**WORK INSTRUCTIONS:**
Reproduce the material in full, exactly as written.

Excerpt from a dataset:
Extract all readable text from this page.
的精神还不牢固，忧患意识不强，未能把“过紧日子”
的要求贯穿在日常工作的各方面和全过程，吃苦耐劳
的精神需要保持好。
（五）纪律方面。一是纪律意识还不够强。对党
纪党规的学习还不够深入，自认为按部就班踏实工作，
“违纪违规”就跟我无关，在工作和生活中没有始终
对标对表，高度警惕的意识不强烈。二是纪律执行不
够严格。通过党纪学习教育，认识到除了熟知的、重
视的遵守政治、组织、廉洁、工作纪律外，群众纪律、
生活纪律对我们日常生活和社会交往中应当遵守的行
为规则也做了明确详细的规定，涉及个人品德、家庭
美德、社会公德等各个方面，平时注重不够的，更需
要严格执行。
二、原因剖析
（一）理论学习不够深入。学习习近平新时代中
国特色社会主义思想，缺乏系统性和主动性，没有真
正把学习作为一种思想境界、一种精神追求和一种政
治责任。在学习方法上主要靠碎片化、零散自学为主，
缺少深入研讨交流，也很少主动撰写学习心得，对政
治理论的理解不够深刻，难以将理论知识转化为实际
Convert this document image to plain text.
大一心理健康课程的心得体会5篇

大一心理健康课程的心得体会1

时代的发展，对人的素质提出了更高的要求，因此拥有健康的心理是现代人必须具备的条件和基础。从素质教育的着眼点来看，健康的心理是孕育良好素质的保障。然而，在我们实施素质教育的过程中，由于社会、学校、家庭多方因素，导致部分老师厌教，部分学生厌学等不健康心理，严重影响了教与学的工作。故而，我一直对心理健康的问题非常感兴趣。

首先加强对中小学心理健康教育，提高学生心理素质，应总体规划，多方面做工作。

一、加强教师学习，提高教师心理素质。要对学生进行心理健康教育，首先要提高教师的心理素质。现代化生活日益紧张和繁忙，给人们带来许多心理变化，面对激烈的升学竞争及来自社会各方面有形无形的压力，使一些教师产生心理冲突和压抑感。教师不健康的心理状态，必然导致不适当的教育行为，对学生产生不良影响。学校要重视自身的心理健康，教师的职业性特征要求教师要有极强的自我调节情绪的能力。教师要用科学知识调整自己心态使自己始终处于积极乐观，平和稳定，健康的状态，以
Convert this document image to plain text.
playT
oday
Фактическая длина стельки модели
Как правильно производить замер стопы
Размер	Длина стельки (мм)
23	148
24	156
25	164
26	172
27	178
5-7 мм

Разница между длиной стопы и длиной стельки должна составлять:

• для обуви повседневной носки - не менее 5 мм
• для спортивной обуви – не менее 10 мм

**WRITTEN ANSWER:**
Extract all readable text from this page.
的精神还不牢固，忧患意识不强，未能把“过紧日子”
的要求贯穿在日常工作的各方面和全过程，吃苦耐劳
的精神需要保持好。
（五）纪律方面。一是纪律意识还不够强。对党
纪党规的学习还不够深入，自认为按部就班踏实工作，
“违纪违规”就跟我无关，在工作和生活中没有始终
对标对表，高度警惕的意识不强烈。二是纪律执行不
够严格。通过党纪学习教育，认识到除了熟知的、重
视的遵守政治、组织、廉洁、工作纪律外，群众纪律、
生活纪律对我们日常生活和社会交往中应当遵守的行
为规则也做了明确详细的规定，涉及个人品德、家庭
美德、社会公德等各个方面，平时注重不够的，更需
要严格执行。
二、原因剖析
（一）理论学习不够深入。学习习近平新时代中
国特色社会主义思想，缺乏系统性和主动性，没有真
正把学习作为一种思想境界、一种精神追求和一种政
治责任。在学习方法上主要靠碎片化、零散自学为主，
缺少深入研讨交流，也很少主动撰写学习心得，对政
治理论的理解不够深刻，难以将理论知识转化为实际
Convert this document image to plain text.
大一心理健康课程的心得体会5篇

大一心理健康课程的心得体会1

时代的发展，对人的素质提出了更高的要求，因此拥有健康的心理是现代人必须具备的条件和基础。从素质教育的着眼点来看，健康的心理是孕育良好素质的保障。然而，在我们实施素质教育的过程中，由于社会、学校、家庭多方因素，导致部分老师厌教，部分学生厌学等不健康心理，严重影响了教与学的工作。故而，我一直对心理健康的问题非常感兴趣。

首先加强对中小学心理健康教育，提高学生心理素质，应总体规划，多方面做工作。

一、加强教师学习，提高教师心理素质。要对学生进行心理健康教育，首先要提高教师的心理素质。现代化生活日益紧张和繁忙，给人们带来许多心理变化，面对激烈的升学竞争及来自社会各方面有形无形的压力，使一些教师产生心理冲突和压抑感。教师不健康的心理状态，必然导致不适当的教育行为，对学生产生不良影响。学校要重视自身的心理健康，教师的职业性特征要求教师要有极强的自我调节情绪的能力。教师要用科学知识调整自己心态使自己始终处于积极乐观，平和稳定，健康的状态，以
Convert this document image to plain text.
playT
oday
Фактическая длина стельки модели
Как правильно производить замер стопы
Размер	Длина стельки (мм)
23	148
24	156
25	164
26	172
27	178
5-7 мм

Разница между длиной стопы и длиной стельки должна составлять:

• для обуви повседневной носки - не менее 5 мм
• для спортивной обуви – не менее 10 мм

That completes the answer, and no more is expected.